PROMPT
Copy every line of the listing that holds the string "this".

--- Begin ---

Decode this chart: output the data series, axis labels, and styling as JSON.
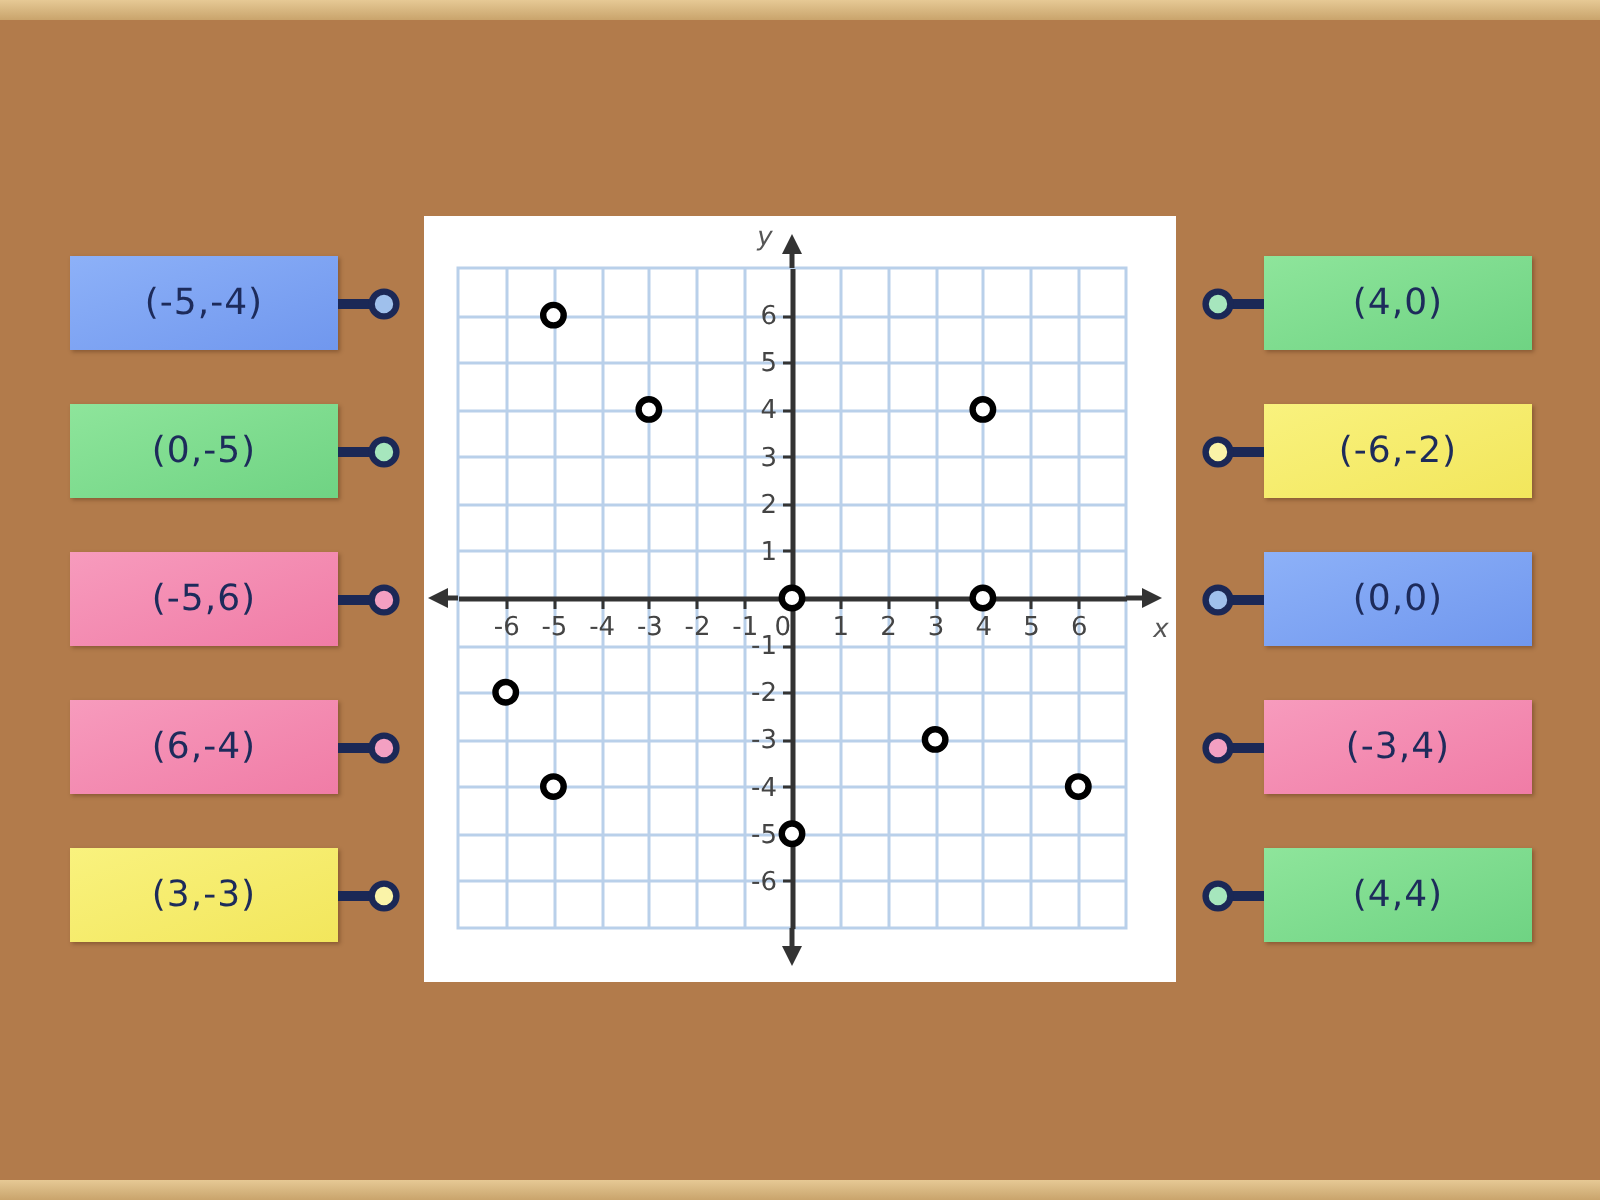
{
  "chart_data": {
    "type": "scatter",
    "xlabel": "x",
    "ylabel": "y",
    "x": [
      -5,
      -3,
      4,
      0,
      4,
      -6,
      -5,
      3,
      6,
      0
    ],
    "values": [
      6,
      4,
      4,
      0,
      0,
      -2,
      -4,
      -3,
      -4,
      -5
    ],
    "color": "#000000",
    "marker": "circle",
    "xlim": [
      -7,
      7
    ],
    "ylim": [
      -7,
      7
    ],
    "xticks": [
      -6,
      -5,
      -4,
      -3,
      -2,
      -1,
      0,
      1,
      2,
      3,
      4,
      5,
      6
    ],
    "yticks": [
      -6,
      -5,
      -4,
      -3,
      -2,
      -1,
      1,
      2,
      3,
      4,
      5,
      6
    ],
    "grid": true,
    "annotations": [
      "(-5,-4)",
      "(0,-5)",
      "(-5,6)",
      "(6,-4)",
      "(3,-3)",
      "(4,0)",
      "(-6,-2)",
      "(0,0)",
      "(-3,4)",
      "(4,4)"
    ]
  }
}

--- End ---
--- Begin ---

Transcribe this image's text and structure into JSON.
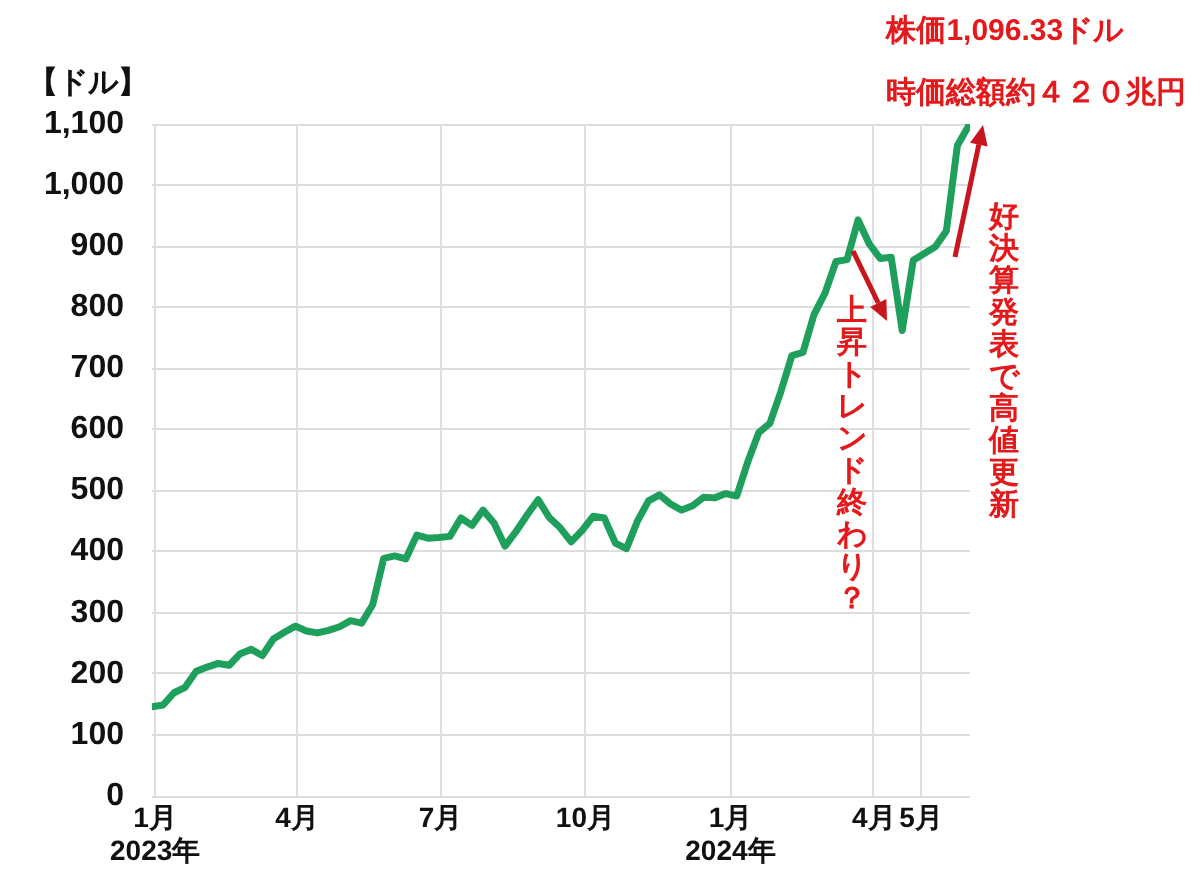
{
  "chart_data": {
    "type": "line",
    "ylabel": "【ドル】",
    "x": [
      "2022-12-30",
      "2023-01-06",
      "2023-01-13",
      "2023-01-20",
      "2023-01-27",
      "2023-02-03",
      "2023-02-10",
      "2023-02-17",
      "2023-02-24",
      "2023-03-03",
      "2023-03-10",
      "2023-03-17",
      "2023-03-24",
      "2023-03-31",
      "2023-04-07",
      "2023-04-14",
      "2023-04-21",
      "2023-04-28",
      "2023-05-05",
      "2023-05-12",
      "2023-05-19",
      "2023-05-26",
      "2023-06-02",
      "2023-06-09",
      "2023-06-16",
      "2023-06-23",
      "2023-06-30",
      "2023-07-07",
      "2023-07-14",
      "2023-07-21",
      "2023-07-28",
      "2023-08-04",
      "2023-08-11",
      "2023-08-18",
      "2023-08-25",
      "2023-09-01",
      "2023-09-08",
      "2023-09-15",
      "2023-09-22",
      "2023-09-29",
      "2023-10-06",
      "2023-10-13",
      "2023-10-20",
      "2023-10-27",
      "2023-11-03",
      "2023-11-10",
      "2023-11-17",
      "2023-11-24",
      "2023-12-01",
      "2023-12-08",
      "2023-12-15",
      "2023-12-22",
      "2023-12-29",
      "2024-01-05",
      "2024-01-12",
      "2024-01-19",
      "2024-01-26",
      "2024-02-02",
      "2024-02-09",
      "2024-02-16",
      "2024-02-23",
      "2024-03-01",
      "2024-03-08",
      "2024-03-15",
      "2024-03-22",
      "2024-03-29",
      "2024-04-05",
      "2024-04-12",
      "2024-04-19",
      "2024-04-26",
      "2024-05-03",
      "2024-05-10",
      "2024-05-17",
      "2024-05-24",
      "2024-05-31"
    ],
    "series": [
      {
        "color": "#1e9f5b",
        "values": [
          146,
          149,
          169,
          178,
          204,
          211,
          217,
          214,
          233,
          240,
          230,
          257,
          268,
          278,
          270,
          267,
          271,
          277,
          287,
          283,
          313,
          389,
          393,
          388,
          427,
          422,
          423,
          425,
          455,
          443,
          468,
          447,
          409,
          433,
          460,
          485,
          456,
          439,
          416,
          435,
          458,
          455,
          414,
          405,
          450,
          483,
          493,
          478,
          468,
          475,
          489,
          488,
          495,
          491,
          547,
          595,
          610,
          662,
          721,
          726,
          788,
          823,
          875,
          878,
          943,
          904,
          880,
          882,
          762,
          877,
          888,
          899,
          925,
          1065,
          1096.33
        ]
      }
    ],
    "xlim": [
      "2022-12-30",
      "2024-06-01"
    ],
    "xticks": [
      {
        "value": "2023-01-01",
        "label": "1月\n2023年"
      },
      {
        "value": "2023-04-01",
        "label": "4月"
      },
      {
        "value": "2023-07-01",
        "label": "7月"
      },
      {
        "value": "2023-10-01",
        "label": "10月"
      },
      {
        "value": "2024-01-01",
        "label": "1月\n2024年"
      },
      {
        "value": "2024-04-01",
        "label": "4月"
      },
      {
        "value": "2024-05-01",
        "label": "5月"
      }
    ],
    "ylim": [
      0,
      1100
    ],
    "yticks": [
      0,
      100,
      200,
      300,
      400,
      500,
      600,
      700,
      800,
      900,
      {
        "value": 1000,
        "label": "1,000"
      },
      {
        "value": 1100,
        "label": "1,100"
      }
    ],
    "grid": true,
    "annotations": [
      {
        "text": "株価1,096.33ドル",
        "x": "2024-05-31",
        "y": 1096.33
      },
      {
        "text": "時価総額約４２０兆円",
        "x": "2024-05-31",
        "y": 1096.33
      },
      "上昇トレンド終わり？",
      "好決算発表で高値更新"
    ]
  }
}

--- End ---

RESULT
Decode this chart: output the data series, axis labels, and styling as JSON.
Transcribe this image's text and structure into JSON.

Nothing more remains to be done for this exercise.